__STATED PROBLEM__: The entries below are to be repeated exactly as they stand.

__SUPPLIED MATERIAL__:
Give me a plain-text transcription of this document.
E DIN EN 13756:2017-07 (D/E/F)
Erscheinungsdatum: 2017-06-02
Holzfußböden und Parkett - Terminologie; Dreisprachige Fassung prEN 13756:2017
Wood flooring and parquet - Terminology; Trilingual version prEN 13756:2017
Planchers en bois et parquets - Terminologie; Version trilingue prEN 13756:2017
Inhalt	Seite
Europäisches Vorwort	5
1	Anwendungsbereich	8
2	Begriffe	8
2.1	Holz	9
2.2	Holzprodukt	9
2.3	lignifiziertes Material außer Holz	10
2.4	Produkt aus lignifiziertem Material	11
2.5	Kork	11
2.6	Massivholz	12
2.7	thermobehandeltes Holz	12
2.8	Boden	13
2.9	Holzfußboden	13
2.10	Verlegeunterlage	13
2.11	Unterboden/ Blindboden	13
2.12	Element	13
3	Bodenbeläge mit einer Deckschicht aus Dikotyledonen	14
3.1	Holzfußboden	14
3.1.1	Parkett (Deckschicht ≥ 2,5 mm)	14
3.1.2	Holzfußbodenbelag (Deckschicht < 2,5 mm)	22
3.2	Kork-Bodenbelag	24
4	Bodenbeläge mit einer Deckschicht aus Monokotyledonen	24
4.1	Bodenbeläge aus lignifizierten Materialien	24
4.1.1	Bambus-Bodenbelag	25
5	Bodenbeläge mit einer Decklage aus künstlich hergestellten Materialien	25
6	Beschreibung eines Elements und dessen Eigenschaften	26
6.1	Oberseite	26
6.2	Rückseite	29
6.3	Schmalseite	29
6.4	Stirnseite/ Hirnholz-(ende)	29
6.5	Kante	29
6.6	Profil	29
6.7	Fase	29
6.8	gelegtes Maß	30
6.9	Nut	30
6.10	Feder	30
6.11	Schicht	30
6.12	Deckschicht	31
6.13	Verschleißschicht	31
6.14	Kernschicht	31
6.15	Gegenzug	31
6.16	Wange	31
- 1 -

__THE OUTPUT__:
Give me a plain-text transcription of this document.
E DIN EN 13756:2017-07 (D/E/F)
Erscheinungsdatum: 2017-06-02
Holzfußböden und Parkett - Terminologie; Dreisprachige Fassung prEN 13756:2017
Wood flooring and parquet - Terminology; Trilingual version prEN 13756:2017
Planchers en bois et parquets - Terminologie; Version trilingue prEN 13756:2017
Inhalt	Seite
Europäisches Vorwort	5
1	Anwendungsbereich	8
2	Begriffe	8
2.1	Holz	9
2.2	Holzprodukt	9
2.3	lignifiziertes Material außer Holz	10
2.4	Produkt aus lignifiziertem Material	11
2.5	Kork	11
2.6	Massivholz	12
2.7	thermobehandeltes Holz	12
2.8	Boden	13
2.9	Holzfußboden	13
2.10	Verlegeunterlage	13
2.11	Unterboden/ Blindboden	13
2.12	Element	13
3	Bodenbeläge mit einer Deckschicht aus Dikotyledonen	14
3.1	Holzfußboden	14
3.1.1	Parkett (Deckschicht ≥ 2,5 mm)	14
3.1.2	Holzfußbodenbelag (Deckschicht < 2,5 mm)	22
3.2	Kork-Bodenbelag	24
4	Bodenbeläge mit einer Deckschicht aus Monokotyledonen	24
4.1	Bodenbeläge aus lignifizierten Materialien	24
4.1.1	Bambus-Bodenbelag	25
5	Bodenbeläge mit einer Decklage aus künstlich hergestellten Materialien	25
6	Beschreibung eines Elements und dessen Eigenschaften	26
6.1	Oberseite	26
6.2	Rückseite	29
6.3	Schmalseite	29
6.4	Stirnseite/ Hirnholz-(ende)	29
6.5	Kante	29
6.6	Profil	29
6.7	Fase	29
6.8	gelegtes Maß	30
6.9	Nut	30
6.10	Feder	30
6.11	Schicht	30
6.12	Deckschicht	31
6.13	Verschleißschicht	31
6.14	Kernschicht	31
6.15	Gegenzug	31
6.16	Wange	31
- 1 -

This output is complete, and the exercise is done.